## START RECORD EXTRACTS

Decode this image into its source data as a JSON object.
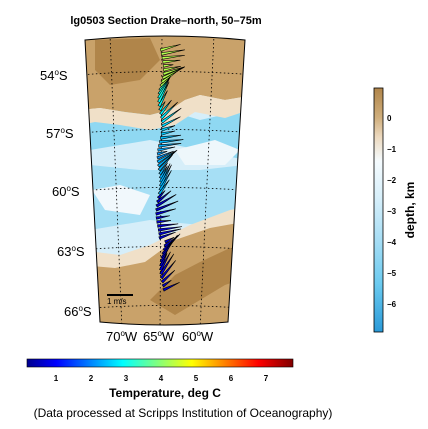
{
  "title": "lg0503 Section Drake–north, 50–75m",
  "map": {
    "lat_labels": [
      {
        "deg": "54",
        "sup": "o",
        "hem": "S"
      },
      {
        "deg": "57",
        "sup": "o",
        "hem": "S"
      },
      {
        "deg": "60",
        "sup": "o",
        "hem": "S"
      },
      {
        "deg": "63",
        "sup": "o",
        "hem": "S"
      },
      {
        "deg": "66",
        "sup": "o",
        "hem": "S"
      }
    ],
    "lon_labels": [
      {
        "deg": "70",
        "sup": "o",
        "hem": "W"
      },
      {
        "deg": "65",
        "sup": "o",
        "hem": "W"
      },
      {
        "deg": "60",
        "sup": "o",
        "hem": "W"
      }
    ],
    "scale_label": "1 m/s",
    "colors": {
      "land": "#c9a26a",
      "land_dark": "#b0854a",
      "shelf": "#f0e0c8",
      "ocean_shallow": "#e6f3fb",
      "ocean_mid": "#c4e6f6",
      "ocean_deep": "#8fd8f2"
    }
  },
  "depth_colorbar": {
    "label": "depth, km",
    "ticks": [
      "0",
      "−1",
      "−2",
      "−3",
      "−4",
      "−5",
      "−6"
    ],
    "colors_top_to_bottom": [
      "#b0854a",
      "#d8b888",
      "#f2e4d0",
      "#f0f8fd",
      "#d0ecf8",
      "#a8def5",
      "#72cdf0",
      "#40b6e8",
      "#2a9ad8"
    ]
  },
  "temp_colorbar": {
    "label": "Temperature, deg C",
    "ticks": [
      "1",
      "2",
      "3",
      "4",
      "5",
      "6",
      "7"
    ],
    "colormap": "jet"
  },
  "credit": "(Data processed at Scripps Institution of Oceanography)"
}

## END RECORD EXTRACTS

- _SET PROBLEM_
Repeat all the data as it stands, dropping any images it holds.

- _EXERCISE ANSWER_
Decode this image into its source data as a JSON object.
{
  "title": "lg0503 Section Drake–north, 50–75m",
  "map": {
    "lat_labels": [
      {
        "deg": "54",
        "sup": "o",
        "hem": "S"
      },
      {
        "deg": "57",
        "sup": "o",
        "hem": "S"
      },
      {
        "deg": "60",
        "sup": "o",
        "hem": "S"
      },
      {
        "deg": "63",
        "sup": "o",
        "hem": "S"
      },
      {
        "deg": "66",
        "sup": "o",
        "hem": "S"
      }
    ],
    "lon_labels": [
      {
        "deg": "70",
        "sup": "o",
        "hem": "W"
      },
      {
        "deg": "65",
        "sup": "o",
        "hem": "W"
      },
      {
        "deg": "60",
        "sup": "o",
        "hem": "W"
      }
    ],
    "scale_label": "1 m/s",
    "colors": {
      "land": "#c9a26a",
      "land_dark": "#b0854a",
      "shelf": "#f0e0c8",
      "ocean_shallow": "#e6f3fb",
      "ocean_mid": "#c4e6f6",
      "ocean_deep": "#8fd8f2"
    }
  },
  "depth_colorbar": {
    "label": "depth, km",
    "ticks": [
      "0",
      "−1",
      "−2",
      "−3",
      "−4",
      "−5",
      "−6"
    ],
    "colors_top_to_bottom": [
      "#b0854a",
      "#d8b888",
      "#f2e4d0",
      "#f0f8fd",
      "#d0ecf8",
      "#a8def5",
      "#72cdf0",
      "#40b6e8",
      "#2a9ad8"
    ]
  },
  "temp_colorbar": {
    "label": "Temperature, deg C",
    "ticks": [
      "1",
      "2",
      "3",
      "4",
      "5",
      "6",
      "7"
    ],
    "colormap": "jet"
  },
  "credit": "(Data processed at Scripps Institution of Oceanography)"
}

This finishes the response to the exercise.